Problem description: Counting every line in the records below that holds "beskriver", give the total and add nothing.

Supplied material:

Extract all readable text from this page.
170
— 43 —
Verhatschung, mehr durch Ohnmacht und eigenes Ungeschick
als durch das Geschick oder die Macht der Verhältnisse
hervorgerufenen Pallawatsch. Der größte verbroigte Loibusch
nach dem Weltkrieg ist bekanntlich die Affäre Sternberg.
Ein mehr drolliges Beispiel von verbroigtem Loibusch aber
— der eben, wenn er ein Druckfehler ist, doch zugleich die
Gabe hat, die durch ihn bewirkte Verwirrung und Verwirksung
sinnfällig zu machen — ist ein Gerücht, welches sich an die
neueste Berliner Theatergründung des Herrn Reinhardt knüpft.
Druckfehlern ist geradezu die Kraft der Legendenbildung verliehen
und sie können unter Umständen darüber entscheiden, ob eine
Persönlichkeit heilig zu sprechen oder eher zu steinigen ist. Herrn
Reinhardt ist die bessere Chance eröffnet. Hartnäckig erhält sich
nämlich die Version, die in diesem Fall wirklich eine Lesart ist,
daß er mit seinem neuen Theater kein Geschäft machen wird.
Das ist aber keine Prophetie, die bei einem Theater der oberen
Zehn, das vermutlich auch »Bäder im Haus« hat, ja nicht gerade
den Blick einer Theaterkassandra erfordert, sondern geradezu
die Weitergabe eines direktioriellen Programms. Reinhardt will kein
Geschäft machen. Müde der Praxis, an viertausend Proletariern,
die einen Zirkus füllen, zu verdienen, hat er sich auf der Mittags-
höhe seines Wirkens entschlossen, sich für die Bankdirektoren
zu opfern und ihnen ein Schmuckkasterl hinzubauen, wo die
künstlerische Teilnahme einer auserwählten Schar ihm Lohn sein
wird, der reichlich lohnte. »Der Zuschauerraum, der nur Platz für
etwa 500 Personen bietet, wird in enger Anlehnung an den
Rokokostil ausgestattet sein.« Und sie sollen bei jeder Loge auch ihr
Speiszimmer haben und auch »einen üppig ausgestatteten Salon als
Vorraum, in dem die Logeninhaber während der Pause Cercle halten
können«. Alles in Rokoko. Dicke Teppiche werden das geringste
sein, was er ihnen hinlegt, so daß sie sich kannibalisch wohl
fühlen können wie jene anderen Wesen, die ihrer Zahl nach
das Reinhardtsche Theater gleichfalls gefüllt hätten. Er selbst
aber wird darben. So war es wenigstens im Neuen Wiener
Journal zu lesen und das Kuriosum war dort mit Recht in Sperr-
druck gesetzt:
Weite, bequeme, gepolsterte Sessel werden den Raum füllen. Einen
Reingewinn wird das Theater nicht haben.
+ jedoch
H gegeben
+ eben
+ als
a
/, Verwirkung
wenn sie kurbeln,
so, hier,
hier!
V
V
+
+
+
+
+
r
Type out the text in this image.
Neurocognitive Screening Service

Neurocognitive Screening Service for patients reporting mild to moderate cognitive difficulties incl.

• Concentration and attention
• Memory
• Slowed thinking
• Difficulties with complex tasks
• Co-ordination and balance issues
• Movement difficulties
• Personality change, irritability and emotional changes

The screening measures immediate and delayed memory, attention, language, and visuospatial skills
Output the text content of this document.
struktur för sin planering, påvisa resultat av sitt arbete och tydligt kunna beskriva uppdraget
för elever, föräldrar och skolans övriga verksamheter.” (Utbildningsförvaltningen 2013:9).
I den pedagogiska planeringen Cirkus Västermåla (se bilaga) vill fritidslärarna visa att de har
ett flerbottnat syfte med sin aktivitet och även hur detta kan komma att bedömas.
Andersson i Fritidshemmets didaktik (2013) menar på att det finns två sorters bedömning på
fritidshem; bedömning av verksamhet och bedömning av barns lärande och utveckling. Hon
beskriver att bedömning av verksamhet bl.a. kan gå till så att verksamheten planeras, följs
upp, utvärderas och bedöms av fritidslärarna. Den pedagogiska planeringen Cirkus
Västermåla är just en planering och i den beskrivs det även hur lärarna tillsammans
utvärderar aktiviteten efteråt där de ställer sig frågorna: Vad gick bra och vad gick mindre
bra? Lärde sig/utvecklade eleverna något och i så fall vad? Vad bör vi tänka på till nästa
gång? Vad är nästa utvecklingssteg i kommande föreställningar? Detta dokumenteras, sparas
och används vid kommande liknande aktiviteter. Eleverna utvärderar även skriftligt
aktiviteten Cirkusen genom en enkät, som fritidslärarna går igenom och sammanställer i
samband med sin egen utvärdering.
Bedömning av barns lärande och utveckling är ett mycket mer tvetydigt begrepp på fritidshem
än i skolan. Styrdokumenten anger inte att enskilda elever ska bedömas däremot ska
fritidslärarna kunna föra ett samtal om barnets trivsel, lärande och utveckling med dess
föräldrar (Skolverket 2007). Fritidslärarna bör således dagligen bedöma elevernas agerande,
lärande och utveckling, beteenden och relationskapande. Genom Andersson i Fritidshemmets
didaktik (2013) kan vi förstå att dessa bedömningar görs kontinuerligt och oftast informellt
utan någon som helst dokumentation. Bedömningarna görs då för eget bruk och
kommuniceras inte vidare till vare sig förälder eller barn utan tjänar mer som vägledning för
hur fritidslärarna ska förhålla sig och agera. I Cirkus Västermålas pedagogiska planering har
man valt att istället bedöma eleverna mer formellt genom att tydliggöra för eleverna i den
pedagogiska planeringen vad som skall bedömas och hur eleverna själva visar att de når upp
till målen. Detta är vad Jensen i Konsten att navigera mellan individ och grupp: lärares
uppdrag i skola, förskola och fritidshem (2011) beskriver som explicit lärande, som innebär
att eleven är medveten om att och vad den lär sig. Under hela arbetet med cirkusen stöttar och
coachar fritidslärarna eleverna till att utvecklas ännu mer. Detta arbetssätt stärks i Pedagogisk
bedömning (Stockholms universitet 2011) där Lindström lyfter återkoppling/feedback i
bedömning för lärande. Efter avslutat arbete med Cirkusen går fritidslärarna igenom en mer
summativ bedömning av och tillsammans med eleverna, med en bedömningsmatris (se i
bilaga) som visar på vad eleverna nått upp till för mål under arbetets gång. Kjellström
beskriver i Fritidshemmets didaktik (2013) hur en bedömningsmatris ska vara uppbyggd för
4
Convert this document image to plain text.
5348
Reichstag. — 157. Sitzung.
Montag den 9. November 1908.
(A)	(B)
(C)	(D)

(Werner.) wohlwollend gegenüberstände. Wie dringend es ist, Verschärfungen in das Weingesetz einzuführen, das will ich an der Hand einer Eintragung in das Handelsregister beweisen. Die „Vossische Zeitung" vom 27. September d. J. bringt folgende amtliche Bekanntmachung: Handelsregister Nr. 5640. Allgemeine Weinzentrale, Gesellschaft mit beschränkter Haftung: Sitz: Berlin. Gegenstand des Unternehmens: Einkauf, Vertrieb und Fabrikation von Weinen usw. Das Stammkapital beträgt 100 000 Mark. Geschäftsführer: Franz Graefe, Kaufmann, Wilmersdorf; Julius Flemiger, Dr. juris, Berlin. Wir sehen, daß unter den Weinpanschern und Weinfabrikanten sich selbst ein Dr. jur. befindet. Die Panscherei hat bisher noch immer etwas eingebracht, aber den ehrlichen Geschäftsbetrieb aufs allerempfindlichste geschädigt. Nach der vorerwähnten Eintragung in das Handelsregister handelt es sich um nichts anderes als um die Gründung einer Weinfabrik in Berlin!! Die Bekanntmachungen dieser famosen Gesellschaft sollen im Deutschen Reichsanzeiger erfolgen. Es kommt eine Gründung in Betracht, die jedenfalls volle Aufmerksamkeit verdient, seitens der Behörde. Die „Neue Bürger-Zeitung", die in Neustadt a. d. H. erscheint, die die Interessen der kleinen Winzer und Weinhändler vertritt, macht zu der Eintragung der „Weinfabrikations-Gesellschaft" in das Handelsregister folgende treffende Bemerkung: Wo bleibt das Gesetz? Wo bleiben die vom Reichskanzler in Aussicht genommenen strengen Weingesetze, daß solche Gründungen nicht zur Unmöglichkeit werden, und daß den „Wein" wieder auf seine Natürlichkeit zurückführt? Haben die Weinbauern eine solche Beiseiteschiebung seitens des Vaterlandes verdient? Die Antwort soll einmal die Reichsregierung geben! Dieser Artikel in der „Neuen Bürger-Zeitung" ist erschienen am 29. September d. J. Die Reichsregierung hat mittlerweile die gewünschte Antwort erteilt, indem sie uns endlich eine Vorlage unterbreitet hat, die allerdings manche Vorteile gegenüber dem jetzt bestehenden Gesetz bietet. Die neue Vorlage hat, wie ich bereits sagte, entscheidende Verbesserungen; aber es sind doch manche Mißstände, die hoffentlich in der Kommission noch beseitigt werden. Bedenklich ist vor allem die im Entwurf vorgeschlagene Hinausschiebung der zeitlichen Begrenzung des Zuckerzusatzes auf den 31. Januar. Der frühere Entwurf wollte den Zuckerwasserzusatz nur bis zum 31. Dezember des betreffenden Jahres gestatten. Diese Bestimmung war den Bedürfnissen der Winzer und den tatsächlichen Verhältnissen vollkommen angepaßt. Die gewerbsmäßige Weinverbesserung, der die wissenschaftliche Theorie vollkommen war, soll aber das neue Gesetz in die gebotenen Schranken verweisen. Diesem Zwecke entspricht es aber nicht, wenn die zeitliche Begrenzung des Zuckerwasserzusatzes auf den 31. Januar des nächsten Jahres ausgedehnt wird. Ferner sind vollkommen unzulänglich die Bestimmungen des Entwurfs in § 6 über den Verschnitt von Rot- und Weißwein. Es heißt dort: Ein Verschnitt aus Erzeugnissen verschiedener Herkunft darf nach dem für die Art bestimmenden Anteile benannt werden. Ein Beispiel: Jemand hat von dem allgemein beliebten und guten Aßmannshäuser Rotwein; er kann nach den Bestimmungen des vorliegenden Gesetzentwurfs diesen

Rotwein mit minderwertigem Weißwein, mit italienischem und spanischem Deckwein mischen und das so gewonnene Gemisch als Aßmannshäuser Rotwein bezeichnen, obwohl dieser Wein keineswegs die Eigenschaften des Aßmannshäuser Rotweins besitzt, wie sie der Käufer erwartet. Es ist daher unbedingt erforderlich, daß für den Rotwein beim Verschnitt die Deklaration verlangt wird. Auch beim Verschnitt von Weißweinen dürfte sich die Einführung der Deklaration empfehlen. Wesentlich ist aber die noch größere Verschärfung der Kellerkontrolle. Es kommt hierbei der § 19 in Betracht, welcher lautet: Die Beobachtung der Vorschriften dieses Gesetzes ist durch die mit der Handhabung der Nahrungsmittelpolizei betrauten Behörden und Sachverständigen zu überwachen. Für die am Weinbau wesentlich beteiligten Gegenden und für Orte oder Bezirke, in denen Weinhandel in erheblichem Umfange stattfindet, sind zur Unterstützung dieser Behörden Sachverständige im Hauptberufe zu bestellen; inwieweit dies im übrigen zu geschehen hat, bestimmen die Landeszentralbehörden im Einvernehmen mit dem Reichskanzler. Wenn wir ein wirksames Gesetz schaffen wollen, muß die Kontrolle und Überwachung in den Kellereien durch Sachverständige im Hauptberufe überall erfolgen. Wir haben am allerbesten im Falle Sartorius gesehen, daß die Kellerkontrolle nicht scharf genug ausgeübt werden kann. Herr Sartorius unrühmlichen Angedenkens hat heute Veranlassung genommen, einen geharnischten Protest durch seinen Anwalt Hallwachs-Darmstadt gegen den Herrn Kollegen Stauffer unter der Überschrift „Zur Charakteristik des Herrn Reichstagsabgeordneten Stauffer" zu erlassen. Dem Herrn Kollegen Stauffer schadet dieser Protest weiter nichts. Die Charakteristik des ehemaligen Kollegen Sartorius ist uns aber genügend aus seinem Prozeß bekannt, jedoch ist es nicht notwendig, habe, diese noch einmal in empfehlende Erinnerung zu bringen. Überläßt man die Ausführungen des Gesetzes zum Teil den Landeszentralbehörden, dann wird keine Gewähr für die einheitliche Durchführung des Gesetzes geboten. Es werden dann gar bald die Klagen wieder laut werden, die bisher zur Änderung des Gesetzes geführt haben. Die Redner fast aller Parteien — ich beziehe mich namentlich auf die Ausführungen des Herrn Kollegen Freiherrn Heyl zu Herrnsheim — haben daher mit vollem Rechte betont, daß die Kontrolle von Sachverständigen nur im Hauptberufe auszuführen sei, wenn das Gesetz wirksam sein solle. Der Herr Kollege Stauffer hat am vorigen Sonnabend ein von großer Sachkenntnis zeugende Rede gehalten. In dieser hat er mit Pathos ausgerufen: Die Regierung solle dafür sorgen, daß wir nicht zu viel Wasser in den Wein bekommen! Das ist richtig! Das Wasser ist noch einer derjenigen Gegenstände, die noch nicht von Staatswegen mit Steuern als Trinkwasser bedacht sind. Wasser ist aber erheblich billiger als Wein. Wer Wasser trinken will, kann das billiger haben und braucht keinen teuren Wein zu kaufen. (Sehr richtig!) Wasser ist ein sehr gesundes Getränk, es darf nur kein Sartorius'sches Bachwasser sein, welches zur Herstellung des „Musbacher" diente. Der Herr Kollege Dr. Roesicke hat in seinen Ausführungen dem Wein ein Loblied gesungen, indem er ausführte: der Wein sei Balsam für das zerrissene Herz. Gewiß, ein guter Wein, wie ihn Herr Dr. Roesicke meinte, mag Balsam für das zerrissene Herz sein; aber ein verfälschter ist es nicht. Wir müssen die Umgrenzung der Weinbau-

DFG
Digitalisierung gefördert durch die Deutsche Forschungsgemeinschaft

Response area: 3